Set exercise =
Make an exact copy of the lines, leaving the pictures out.

Provided data =
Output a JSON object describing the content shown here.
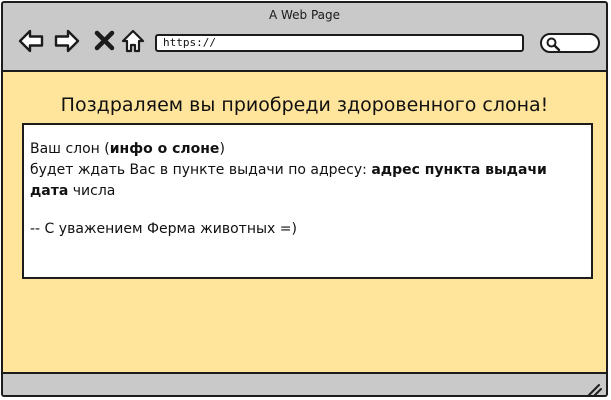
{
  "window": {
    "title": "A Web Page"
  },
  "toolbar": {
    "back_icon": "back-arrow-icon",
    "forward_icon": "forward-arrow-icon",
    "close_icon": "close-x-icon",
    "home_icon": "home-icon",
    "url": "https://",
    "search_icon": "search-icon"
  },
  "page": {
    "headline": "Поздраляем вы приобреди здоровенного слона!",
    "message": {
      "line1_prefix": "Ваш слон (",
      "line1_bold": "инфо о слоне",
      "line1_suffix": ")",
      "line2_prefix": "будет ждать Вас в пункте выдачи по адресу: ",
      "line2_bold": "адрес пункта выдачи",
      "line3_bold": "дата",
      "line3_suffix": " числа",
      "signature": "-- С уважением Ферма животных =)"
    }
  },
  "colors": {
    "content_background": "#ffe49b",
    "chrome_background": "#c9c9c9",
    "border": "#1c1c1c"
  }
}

Finished answer =
Output a JSON object describing the content shown here.
{
  "window": {
    "title": "A Web Page"
  },
  "toolbar": {
    "back_icon": "back-arrow-icon",
    "forward_icon": "forward-arrow-icon",
    "close_icon": "close-x-icon",
    "home_icon": "home-icon",
    "url": "https://",
    "search_icon": "search-icon"
  },
  "page": {
    "headline": "Поздраляем вы приобреди здоровенного слона!",
    "message": {
      "line1_prefix": "Ваш слон (",
      "line1_bold": "инфо о слоне",
      "line1_suffix": ")",
      "line2_prefix": "будет ждать Вас в пункте выдачи по адресу: ",
      "line2_bold": "адрес пункта выдачи",
      "line3_bold": "дата",
      "line3_suffix": " числа",
      "signature": "-- С уважением Ферма животных =)"
    }
  },
  "colors": {
    "content_background": "#ffe49b",
    "chrome_background": "#c9c9c9",
    "border": "#1c1c1c"
  }
}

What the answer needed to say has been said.